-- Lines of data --

+===+

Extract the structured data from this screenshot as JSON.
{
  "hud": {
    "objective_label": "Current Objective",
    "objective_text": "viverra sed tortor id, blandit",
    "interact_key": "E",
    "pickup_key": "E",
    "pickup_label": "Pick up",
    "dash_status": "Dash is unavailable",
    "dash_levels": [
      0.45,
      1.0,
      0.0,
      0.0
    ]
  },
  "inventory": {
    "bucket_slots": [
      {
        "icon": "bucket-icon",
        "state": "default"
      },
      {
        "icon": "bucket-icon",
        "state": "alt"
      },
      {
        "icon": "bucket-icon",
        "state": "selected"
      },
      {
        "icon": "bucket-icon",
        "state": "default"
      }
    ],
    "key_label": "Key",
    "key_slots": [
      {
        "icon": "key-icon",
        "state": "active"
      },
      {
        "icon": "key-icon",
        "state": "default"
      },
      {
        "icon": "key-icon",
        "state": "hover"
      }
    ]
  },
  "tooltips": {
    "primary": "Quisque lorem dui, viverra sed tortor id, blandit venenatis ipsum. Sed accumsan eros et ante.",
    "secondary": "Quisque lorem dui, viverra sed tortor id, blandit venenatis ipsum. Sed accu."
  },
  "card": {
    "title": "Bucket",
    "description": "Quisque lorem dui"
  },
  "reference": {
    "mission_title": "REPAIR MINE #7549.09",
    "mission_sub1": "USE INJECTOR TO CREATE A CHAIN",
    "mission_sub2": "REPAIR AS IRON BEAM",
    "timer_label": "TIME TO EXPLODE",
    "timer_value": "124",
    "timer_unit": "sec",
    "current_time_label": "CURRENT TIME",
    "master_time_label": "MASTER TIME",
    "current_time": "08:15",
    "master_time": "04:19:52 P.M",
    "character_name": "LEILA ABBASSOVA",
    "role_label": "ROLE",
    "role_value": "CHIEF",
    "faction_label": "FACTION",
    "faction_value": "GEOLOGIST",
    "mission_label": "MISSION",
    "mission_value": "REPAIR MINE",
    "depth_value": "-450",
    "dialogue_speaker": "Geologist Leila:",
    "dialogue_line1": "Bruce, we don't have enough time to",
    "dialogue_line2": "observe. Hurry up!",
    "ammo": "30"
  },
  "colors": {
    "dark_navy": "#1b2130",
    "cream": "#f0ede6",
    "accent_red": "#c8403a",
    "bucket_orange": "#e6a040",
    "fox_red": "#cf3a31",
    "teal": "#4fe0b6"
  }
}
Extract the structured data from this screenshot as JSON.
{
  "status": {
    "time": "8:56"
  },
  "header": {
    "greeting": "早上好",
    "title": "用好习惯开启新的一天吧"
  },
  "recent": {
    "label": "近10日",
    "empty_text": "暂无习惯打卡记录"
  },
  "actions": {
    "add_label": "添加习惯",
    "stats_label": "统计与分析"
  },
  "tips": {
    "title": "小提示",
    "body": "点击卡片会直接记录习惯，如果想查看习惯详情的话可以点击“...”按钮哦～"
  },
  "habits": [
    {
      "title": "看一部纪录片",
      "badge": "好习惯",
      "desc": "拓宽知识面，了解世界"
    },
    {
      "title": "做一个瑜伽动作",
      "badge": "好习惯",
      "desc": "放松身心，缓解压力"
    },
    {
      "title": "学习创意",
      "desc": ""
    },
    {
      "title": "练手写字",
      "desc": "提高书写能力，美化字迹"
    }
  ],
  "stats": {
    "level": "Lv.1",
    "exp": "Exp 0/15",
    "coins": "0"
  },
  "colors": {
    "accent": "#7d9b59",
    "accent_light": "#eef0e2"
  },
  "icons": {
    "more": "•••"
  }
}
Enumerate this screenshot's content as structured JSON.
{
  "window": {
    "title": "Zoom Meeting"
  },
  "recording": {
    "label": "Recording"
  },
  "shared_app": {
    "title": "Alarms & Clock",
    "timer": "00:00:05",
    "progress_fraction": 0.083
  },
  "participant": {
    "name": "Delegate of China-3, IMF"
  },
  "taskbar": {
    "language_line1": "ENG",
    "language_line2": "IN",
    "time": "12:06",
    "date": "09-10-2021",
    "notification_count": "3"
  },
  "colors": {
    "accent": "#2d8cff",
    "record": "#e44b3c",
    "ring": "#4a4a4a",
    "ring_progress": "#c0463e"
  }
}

+===+

-- Task to complete --
Scan the material for lines with the word "REPAIR", and copy each line you find.

-- Task answer --
    "mission_title": "REPAIR MINE #7549.09",
    "mission_sub2": "REPAIR AS IRON BEAM",
    "mission_value": "REPAIR MINE",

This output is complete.